Article start

You Can Now Stream the Hit British Comedy Starring Taylor Lautner as Andy Samberg’s Son… But Should You?

In 2012, Andy Samberg starred in a British comedy called Cuckoo, playing a kooky character named… Cuckoo. After only one season, Samberg took a detour into policing Brooklyn in a manner both amusing and innocuous, and Cuckoo resumed without him in 2014 (his title character was seemingly killed off in a hiking accident in the Himalayas.) Without Samberg, though, it seemed the show’s entire premise had been lost. What was Cuckoo to do without its Cuckoo? But then along came Taylor Lautner, werewolf star of Twilight, playing the long-lost son of Samberg’s character. Lautner filled the void Samberg left while ensuring that the show could stick to its familiar sitcom formula: Lautner’s character’s new age proclivities, his tendency to catalyze chaos, and his burgeoning relationship with the show’s central family’s daughter mirrored everything Samberg’s character did, while also slightly altering the comedic dynamic of the series. And as of yesterday, the show is available to binge as a “Netflix Original.” A lot of England has already watched and seemingly — from its three-season run and high ratings on BBC 3 — liked it. But should you?

Article end
Collected data start

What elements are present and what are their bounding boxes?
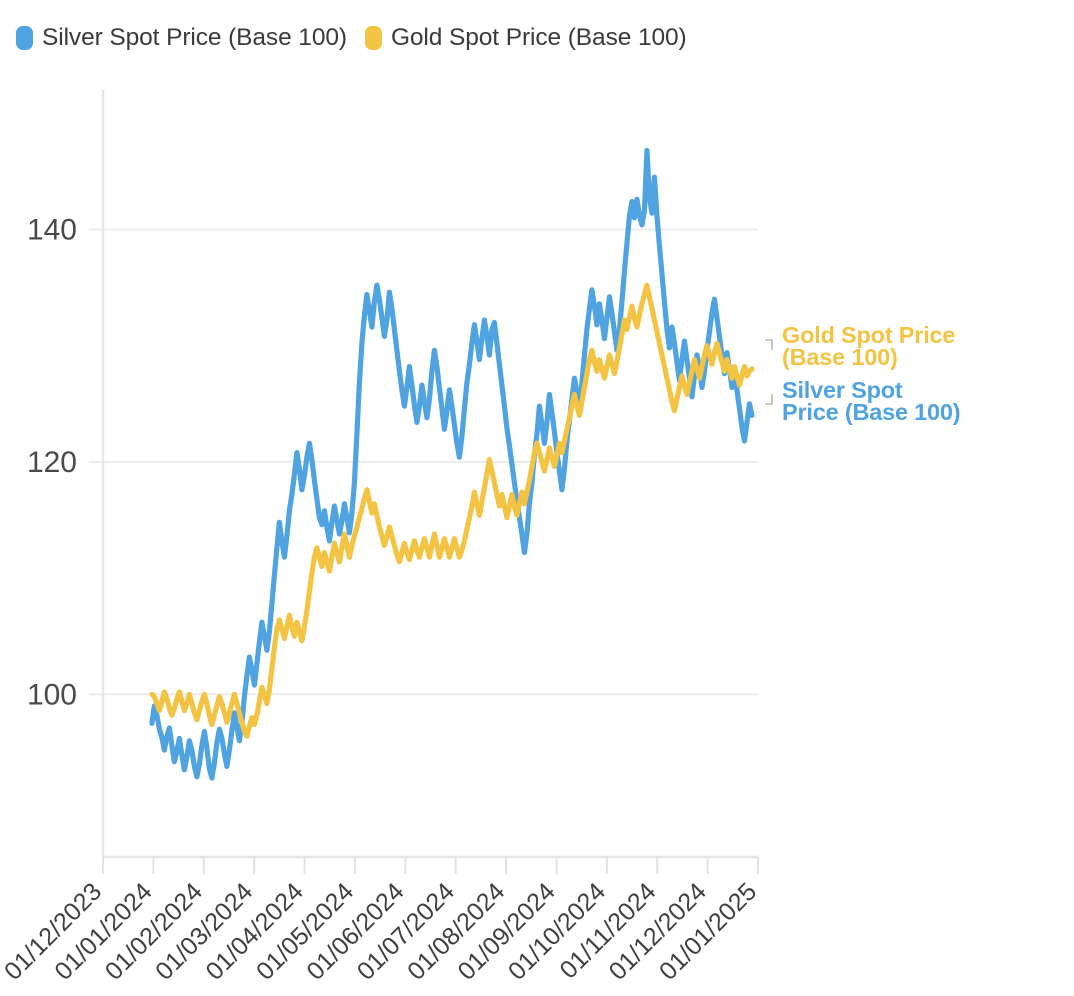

Collected data end

Written request 1: In the article about the comedy Cuckoo, how was Andy Samberg's character written out of the show?
Written request 2: Write the next part of the article about the comedy Cuckoo, picking up right after its last sentence.

Reply 1: He was seemingly killed off in a hiking accident in the Himalayas.

Reply 2:
Beyond the question of whether replacing the titular character with another similar character in the second season exposes the show as a purposeless meeting of dull archetypes, perhaps it’s best to start with the question of whether Cuckoo was any good to begin with. This is a question that can be answered pretty quickly, once you realize how much the show hastily starts relying on a running joke about potatoes… and then continues to do so. Potatoes are among the funnier echelon of vegetables, but the need to be self-referential about potato humor across two seasons betrays a dearth of other memorable jokes.

The show’s original premise involved a middle class British family’s 20-year-old daughter, Rachel (played by Tamla Kari), going on a backpacking excursion, during which she meets, falls in love with, and marries the nightmare of a person one might fear meeting while backpacking. (This is all shown in montage form.) The series truly begins when she shows up back at her family home and announces their union.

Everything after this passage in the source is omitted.